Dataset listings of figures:
§ §

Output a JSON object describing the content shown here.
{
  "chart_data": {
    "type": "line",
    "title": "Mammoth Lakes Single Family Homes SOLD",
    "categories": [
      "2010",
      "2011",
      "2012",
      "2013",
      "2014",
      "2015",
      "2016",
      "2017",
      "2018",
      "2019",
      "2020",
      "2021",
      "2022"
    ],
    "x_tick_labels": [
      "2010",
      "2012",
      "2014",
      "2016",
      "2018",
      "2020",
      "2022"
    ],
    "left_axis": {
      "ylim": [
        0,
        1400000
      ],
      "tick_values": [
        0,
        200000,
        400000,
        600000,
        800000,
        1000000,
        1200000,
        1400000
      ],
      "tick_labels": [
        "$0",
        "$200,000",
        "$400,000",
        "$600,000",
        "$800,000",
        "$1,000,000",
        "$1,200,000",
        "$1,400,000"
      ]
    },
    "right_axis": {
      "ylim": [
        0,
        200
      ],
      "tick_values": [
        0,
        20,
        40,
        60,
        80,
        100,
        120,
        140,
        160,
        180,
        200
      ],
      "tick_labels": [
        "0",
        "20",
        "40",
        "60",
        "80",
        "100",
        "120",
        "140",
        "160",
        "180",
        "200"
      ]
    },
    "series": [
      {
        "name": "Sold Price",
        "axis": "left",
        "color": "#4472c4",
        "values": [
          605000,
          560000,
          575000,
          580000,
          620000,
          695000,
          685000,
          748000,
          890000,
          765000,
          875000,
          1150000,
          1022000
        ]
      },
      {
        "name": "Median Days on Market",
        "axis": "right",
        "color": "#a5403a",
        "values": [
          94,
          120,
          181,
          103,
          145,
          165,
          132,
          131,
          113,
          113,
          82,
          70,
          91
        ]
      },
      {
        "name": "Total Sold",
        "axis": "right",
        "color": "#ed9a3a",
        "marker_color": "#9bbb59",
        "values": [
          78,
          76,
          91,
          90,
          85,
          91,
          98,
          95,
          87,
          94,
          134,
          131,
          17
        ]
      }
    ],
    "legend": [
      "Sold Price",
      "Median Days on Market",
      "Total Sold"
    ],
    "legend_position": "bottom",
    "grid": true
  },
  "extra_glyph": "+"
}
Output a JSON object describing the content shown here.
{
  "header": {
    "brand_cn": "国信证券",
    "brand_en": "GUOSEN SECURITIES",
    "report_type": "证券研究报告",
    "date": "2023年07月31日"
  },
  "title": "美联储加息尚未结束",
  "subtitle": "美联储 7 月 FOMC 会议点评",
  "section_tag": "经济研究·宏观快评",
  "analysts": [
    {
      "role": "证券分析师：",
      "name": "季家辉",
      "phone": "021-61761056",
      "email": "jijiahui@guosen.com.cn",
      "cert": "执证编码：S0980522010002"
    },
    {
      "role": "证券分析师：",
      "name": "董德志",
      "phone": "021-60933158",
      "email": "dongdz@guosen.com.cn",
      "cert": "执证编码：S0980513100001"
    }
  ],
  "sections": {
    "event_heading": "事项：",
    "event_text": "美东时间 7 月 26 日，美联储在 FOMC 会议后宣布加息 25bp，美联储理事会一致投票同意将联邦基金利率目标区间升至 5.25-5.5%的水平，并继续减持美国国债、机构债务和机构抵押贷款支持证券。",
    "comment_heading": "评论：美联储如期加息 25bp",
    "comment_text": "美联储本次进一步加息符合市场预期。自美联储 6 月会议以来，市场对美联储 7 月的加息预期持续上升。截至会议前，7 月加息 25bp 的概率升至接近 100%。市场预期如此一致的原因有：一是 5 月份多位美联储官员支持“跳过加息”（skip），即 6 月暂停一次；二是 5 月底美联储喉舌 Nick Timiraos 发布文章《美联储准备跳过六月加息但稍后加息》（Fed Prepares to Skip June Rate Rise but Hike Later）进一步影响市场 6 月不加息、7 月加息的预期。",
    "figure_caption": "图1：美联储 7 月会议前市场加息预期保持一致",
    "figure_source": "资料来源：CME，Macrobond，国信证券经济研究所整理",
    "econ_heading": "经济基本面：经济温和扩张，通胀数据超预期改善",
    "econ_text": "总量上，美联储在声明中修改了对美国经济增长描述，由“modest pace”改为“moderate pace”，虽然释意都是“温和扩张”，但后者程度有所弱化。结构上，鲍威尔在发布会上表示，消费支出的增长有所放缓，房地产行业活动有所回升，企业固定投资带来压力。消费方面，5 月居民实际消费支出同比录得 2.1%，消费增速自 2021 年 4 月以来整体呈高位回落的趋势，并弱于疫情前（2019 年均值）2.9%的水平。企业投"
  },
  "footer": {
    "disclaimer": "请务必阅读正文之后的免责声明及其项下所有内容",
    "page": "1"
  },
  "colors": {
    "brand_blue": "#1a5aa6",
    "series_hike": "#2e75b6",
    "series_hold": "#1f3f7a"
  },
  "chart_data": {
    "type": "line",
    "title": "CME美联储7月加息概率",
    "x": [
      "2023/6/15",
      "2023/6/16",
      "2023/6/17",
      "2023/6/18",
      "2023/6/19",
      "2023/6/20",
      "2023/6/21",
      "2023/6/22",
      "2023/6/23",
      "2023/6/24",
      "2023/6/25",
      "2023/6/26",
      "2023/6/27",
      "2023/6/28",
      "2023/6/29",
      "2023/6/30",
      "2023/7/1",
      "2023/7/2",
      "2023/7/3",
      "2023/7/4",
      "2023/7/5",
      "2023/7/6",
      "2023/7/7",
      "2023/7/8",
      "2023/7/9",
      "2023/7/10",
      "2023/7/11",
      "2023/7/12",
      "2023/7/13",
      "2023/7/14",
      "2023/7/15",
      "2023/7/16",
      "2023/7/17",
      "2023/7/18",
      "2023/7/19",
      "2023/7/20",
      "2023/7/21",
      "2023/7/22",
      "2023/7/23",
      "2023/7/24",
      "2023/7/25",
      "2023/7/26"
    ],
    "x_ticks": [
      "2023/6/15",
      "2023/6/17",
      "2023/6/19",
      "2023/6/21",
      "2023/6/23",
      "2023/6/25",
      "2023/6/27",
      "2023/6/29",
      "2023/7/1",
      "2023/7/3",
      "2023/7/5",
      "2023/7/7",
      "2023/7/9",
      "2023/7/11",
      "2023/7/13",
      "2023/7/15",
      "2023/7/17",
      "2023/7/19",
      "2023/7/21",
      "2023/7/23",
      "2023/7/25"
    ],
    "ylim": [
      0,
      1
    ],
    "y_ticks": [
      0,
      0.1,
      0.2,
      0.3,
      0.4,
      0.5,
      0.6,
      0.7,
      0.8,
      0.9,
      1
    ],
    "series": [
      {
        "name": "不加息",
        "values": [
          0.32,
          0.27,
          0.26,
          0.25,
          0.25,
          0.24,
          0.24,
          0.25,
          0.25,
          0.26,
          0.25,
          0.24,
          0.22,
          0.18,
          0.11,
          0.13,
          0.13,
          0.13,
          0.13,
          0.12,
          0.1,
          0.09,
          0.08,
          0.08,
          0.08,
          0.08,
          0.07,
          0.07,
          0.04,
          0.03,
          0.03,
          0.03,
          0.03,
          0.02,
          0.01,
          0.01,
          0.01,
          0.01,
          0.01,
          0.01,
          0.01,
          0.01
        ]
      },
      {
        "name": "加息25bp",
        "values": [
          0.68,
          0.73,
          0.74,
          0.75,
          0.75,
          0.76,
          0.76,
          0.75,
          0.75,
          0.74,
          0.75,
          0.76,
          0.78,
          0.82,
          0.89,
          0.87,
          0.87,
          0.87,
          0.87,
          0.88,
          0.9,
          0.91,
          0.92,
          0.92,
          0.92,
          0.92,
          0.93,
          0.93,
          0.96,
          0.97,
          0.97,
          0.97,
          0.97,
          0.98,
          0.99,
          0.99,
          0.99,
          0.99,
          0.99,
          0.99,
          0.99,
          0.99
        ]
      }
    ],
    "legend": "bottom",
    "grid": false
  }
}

§ §

Retype the entries one by one, exactly.

Result for this task:
Output a JSON object describing the content shown here.
{
  "chart_data": {
    "type": "line",
    "title": "Mammoth Lakes Single Family Homes SOLD",
    "categories": [
      "2010",
      "2011",
      "2012",
      "2013",
      "2014",
      "2015",
      "2016",
      "2017",
      "2018",
      "2019",
      "2020",
      "2021",
      "2022"
    ],
    "x_tick_labels": [
      "2010",
      "2012",
      "2014",
      "2016",
      "2018",
      "2020",
      "2022"
    ],
    "left_axis": {
      "ylim": [
        0,
        1400000
      ],
      "tick_values": [
        0,
        200000,
        400000,
        600000,
        800000,
        1000000,
        1200000,
        1400000
      ],
      "tick_labels": [
        "$0",
        "$200,000",
        "$400,000",
        "$600,000",
        "$800,000",
        "$1,000,000",
        "$1,200,000",
        "$1,400,000"
      ]
    },
    "right_axis": {
      "ylim": [
        0,
        200
      ],
      "tick_values": [
        0,
        20,
        40,
        60,
        80,
        100,
        120,
        140,
        160,
        180,
        200
      ],
      "tick_labels": [
        "0",
        "20",
        "40",
        "60",
        "80",
        "100",
        "120",
        "140",
        "160",
        "180",
        "200"
      ]
    },
    "series": [
      {
        "name": "Sold Price",
        "axis": "left",
        "color": "#4472c4",
        "values": [
          605000,
          560000,
          575000,
          580000,
          620000,
          695000,
          685000,
          748000,
          890000,
          765000,
          875000,
          1150000,
          1022000
        ]
      },
      {
        "name": "Median Days on Market",
        "axis": "right",
        "color": "#a5403a",
        "values": [
          94,
          120,
          181,
          103,
          145,
          165,
          132,
          131,
          113,
          113,
          82,
          70,
          91
        ]
      },
      {
        "name": "Total Sold",
        "axis": "right",
        "color": "#ed9a3a",
        "marker_color": "#9bbb59",
        "values": [
          78,
          76,
          91,
          90,
          85,
          91,
          98,
          95,
          87,
          94,
          134,
          131,
          17
        ]
      }
    ],
    "legend": [
      "Sold Price",
      "Median Days on Market",
      "Total Sold"
    ],
    "legend_position": "bottom",
    "grid": true
  },
  "extra_glyph": "+"
}
Output a JSON object describing the content shown here.
{
  "header": {
    "brand_cn": "国信证券",
    "brand_en": "GUOSEN SECURITIES",
    "report_type": "证券研究报告",
    "date": "2023年07月31日"
  },
  "title": "美联储加息尚未结束",
  "subtitle": "美联储 7 月 FOMC 会议点评",
  "section_tag": "经济研究·宏观快评",
  "analysts": [
    {
      "role": "证券分析师：",
      "name": "季家辉",
      "phone": "021-61761056",
      "email": "jijiahui@guosen.com.cn",
      "cert": "执证编码：S0980522010002"
    },
    {
      "role": "证券分析师：",
      "name": "董德志",
      "phone": "021-60933158",
      "email": "dongdz@guosen.com.cn",
      "cert": "执证编码：S0980513100001"
    }
  ],
  "sections": {
    "event_heading": "事项：",
    "event_text": "美东时间 7 月 26 日，美联储在 FOMC 会议后宣布加息 25bp，美联储理事会一致投票同意将联邦基金利率目标区间升至 5.25-5.5%的水平，并继续减持美国国债、机构债务和机构抵押贷款支持证券。",
    "comment_heading": "评论：美联储如期加息 25bp",
    "comment_text": "美联储本次进一步加息符合市场预期。自美联储 6 月会议以来，市场对美联储 7 月的加息预期持续上升。截至会议前，7 月加息 25bp 的概率升至接近 100%。市场预期如此一致的原因有：一是 5 月份多位美联储官员支持“跳过加息”（skip），即 6 月暂停一次；二是 5 月底美联储喉舌 Nick Timiraos 发布文章《美联储准备跳过六月加息但稍后加息》（Fed Prepares to Skip June Rate Rise but Hike Later）进一步影响市场 6 月不加息、7 月加息的预期。",
    "figure_caption": "图1：美联储 7 月会议前市场加息预期保持一致",
    "figure_source": "资料来源：CME，Macrobond，国信证券经济研究所整理",
    "econ_heading": "经济基本面：经济温和扩张，通胀数据超预期改善",
    "econ_text": "总量上，美联储在声明中修改了对美国经济增长描述，由“modest pace”改为“moderate pace”，虽然释意都是“温和扩张”，但后者程度有所弱化。结构上，鲍威尔在发布会上表示，消费支出的增长有所放缓，房地产行业活动有所回升，企业固定投资带来压力。消费方面，5 月居民实际消费支出同比录得 2.1%，消费增速自 2021 年 4 月以来整体呈高位回落的趋势，并弱于疫情前（2019 年均值）2.9%的水平。企业投"
  },
  "footer": {
    "disclaimer": "请务必阅读正文之后的免责声明及其项下所有内容",
    "page": "1"
  },
  "colors": {
    "brand_blue": "#1a5aa6",
    "series_hike": "#2e75b6",
    "series_hold": "#1f3f7a"
  },
  "chart_data": {
    "type": "line",
    "title": "CME美联储7月加息概率",
    "x": [
      "2023/6/15",
      "2023/6/16",
      "2023/6/17",
      "2023/6/18",
      "2023/6/19",
      "2023/6/20",
      "2023/6/21",
      "2023/6/22",
      "2023/6/23",
      "2023/6/24",
      "2023/6/25",
      "2023/6/26",
      "2023/6/27",
      "2023/6/28",
      "2023/6/29",
      "2023/6/30",
      "2023/7/1",
      "2023/7/2",
      "2023/7/3",
      "2023/7/4",
      "2023/7/5",
      "2023/7/6",
      "2023/7/7",
      "2023/7/8",
      "2023/7/9",
      "2023/7/10",
      "2023/7/11",
      "2023/7/12",
      "2023/7/13",
      "2023/7/14",
      "2023/7/15",
      "2023/7/16",
      "2023/7/17",
      "2023/7/18",
      "2023/7/19",
      "2023/7/20",
      "2023/7/21",
      "2023/7/22",
      "2023/7/23",
      "2023/7/24",
      "2023/7/25",
      "2023/7/26"
    ],
    "x_ticks": [
      "2023/6/15",
      "2023/6/17",
      "2023/6/19",
      "2023/6/21",
      "2023/6/23",
      "2023/6/25",
      "2023/6/27",
      "2023/6/29",
      "2023/7/1",
      "2023/7/3",
      "2023/7/5",
      "2023/7/7",
      "2023/7/9",
      "2023/7/11",
      "2023/7/13",
      "2023/7/15",
      "2023/7/17",
      "2023/7/19",
      "2023/7/21",
      "2023/7/23",
      "2023/7/25"
    ],
    "ylim": [
      0,
      1
    ],
    "y_ticks": [
      0,
      0.1,
      0.2,
      0.3,
      0.4,
      0.5,
      0.6,
      0.7,
      0.8,
      0.9,
      1
    ],
    "series": [
      {
        "name": "不加息",
        "values": [
          0.32,
          0.27,
          0.26,
          0.25,
          0.25,
          0.24,
          0.24,
          0.25,
          0.25,
          0.26,
          0.25,
          0.24,
          0.22,
          0.18,
          0.11,
          0.13,
          0.13,
          0.13,
          0.13,
          0.12,
          0.1,
          0.09,
          0.08,
          0.08,
          0.08,
          0.08,
          0.07,
          0.07,
          0.04,
          0.03,
          0.03,
          0.03,
          0.03,
          0.02,
          0.01,
          0.01,
          0.01,
          0.01,
          0.01,
          0.01,
          0.01,
          0.01
        ]
      },
      {
        "name": "加息25bp",
        "values": [
          0.68,
          0.73,
          0.74,
          0.75,
          0.75,
          0.76,
          0.76,
          0.75,
          0.75,
          0.74,
          0.75,
          0.76,
          0.78,
          0.82,
          0.89,
          0.87,
          0.87,
          0.87,
          0.87,
          0.88,
          0.9,
          0.91,
          0.92,
          0.92,
          0.92,
          0.92,
          0.93,
          0.93,
          0.96,
          0.97,
          0.97,
          0.97,
          0.97,
          0.98,
          0.99,
          0.99,
          0.99,
          0.99,
          0.99,
          0.99,
          0.99,
          0.99
        ]
      }
    ],
    "legend": "bottom",
    "grid": false
  }
}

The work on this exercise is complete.